▸ Given exercise
Copy out the lines that have "JSON" in them.

▸ Recorded data
======
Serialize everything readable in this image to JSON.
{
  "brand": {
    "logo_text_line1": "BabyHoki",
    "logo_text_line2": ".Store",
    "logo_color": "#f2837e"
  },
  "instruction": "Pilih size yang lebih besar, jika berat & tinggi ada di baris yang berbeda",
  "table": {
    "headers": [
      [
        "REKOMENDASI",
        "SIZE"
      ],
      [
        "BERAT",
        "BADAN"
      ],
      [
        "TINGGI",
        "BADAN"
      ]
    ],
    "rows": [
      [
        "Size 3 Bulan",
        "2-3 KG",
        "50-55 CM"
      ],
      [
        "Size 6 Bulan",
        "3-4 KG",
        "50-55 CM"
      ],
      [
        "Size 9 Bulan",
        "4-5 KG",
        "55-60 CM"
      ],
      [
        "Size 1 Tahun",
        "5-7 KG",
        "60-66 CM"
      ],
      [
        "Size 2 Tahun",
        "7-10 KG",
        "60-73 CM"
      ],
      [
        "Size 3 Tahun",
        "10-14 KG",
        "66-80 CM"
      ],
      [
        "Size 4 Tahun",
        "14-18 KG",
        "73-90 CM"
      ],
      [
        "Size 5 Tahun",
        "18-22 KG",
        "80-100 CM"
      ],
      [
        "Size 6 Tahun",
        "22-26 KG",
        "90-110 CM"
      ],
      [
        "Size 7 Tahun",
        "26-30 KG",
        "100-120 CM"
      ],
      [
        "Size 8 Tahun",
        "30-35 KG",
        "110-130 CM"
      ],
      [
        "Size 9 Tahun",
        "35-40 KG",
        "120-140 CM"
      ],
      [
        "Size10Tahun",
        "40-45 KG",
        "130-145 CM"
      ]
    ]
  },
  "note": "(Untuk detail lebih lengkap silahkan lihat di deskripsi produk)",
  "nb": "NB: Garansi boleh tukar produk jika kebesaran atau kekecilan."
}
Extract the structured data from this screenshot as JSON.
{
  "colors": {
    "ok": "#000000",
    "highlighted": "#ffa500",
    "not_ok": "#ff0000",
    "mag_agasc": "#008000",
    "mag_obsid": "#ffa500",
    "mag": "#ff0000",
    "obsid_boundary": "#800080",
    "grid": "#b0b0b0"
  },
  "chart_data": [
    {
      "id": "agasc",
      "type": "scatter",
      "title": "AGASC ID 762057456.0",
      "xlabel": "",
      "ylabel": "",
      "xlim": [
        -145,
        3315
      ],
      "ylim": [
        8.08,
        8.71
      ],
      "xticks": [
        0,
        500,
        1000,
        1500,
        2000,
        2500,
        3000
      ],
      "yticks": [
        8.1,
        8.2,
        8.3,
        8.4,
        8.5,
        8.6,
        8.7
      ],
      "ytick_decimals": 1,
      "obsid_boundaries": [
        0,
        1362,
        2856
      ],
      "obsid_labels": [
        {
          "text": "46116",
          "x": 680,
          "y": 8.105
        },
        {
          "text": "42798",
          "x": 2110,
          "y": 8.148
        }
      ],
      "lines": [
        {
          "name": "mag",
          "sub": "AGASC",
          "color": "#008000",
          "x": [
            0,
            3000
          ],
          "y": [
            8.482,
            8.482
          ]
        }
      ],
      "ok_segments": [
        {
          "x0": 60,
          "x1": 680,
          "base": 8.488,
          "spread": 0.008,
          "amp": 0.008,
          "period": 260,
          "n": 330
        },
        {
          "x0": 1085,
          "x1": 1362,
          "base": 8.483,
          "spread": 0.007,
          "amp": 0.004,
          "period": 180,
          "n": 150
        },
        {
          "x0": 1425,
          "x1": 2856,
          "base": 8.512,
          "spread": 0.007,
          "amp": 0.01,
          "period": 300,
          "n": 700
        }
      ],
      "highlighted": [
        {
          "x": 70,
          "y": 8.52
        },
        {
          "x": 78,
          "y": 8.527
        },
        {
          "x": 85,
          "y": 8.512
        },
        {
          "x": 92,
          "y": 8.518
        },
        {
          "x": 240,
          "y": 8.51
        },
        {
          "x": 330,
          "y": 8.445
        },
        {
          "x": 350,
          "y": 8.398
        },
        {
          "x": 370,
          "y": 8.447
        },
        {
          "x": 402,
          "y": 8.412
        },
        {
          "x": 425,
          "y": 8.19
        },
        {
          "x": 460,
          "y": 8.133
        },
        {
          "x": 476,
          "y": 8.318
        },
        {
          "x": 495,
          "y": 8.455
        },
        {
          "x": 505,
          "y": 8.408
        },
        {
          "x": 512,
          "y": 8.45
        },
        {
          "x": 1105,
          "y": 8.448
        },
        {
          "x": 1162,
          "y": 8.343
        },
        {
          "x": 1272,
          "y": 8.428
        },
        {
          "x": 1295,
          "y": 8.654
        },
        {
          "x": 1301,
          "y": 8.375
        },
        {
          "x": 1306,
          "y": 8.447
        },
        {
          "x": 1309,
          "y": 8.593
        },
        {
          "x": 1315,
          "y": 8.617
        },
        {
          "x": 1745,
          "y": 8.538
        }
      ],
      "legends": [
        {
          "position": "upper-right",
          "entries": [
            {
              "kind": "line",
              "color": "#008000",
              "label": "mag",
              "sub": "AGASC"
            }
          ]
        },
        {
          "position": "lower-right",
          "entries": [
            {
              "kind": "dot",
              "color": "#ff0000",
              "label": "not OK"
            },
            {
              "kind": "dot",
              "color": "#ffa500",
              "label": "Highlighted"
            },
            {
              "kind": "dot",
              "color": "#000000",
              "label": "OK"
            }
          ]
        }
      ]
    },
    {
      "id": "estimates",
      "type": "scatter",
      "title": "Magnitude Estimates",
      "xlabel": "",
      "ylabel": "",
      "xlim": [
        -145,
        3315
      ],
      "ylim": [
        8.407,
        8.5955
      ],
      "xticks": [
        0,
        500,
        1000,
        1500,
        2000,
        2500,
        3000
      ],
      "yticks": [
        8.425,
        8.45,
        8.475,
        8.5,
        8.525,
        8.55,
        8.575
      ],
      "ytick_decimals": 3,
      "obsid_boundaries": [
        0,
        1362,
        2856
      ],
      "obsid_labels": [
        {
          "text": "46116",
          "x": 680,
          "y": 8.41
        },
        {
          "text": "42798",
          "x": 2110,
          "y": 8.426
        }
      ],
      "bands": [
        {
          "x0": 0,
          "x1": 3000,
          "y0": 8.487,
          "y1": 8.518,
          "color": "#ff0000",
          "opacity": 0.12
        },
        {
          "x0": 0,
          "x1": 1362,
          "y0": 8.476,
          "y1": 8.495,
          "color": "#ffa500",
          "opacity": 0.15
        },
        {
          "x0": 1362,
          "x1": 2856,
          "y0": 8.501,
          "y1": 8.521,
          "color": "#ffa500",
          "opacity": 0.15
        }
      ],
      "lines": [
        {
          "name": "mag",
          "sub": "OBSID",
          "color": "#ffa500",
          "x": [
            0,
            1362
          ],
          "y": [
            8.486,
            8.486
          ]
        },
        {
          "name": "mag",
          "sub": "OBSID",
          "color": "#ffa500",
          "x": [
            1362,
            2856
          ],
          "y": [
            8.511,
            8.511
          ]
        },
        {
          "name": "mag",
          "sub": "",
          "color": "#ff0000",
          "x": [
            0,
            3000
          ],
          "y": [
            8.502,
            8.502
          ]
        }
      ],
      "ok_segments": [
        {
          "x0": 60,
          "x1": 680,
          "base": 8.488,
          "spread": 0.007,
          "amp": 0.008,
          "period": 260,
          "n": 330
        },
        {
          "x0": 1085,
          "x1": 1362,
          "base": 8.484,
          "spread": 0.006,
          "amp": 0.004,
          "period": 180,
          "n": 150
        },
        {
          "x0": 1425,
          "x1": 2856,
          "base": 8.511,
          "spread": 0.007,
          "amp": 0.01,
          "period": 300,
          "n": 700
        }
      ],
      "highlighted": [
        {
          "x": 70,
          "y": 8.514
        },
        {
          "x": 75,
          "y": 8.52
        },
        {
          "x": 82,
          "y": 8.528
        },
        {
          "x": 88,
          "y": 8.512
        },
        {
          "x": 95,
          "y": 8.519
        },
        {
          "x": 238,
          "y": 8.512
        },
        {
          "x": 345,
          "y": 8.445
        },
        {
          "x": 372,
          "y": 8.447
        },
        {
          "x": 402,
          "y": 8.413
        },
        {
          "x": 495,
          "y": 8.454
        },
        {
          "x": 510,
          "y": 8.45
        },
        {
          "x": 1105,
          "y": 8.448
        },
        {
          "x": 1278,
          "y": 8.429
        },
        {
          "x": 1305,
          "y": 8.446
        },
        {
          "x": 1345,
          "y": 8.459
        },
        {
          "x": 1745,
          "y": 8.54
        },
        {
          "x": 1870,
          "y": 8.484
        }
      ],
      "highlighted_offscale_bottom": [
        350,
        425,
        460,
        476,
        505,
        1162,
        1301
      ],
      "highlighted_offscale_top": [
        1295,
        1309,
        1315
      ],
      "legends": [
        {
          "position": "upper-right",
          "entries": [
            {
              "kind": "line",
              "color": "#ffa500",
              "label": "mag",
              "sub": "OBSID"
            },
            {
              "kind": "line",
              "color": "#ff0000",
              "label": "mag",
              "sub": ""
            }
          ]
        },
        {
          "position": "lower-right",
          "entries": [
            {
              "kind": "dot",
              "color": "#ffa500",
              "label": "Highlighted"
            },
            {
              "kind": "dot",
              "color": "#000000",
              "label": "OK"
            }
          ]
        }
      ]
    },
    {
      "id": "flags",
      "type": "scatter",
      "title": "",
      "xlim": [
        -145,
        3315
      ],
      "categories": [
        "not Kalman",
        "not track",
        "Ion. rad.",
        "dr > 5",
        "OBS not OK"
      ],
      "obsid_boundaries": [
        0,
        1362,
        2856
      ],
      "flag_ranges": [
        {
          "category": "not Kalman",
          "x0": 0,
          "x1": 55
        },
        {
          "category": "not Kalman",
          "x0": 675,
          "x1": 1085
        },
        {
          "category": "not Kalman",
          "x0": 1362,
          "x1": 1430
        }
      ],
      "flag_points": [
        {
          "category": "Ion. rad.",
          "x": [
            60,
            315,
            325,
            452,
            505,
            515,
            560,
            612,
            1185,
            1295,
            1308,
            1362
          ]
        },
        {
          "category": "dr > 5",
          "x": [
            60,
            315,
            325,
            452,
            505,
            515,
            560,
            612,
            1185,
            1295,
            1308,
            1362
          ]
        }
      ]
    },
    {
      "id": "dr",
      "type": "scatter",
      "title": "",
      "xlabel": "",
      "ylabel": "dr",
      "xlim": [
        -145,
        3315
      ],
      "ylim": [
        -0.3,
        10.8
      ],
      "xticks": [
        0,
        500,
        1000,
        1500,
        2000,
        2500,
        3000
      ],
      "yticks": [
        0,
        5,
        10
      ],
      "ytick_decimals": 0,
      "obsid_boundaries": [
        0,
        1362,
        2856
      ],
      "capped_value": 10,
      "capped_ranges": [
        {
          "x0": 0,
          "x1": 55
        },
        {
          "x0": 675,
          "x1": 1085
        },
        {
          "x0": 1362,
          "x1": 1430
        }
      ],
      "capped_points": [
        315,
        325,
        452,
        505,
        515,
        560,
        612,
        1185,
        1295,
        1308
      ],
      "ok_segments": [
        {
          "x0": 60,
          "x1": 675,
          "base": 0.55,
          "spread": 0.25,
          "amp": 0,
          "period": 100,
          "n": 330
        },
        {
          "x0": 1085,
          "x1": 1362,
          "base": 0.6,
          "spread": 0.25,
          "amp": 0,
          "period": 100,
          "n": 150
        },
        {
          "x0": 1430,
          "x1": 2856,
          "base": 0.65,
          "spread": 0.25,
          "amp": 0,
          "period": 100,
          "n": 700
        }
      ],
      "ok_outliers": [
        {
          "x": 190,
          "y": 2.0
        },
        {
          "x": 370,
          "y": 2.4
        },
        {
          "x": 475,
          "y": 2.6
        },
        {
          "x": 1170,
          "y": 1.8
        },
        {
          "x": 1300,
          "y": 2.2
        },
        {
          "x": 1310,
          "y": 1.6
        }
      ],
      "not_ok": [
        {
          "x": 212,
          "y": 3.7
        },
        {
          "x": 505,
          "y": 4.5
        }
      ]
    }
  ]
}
======
▸ Response below
Serialize everything readable in this image to JSON.
Extract the structured data from this screenshot as JSON.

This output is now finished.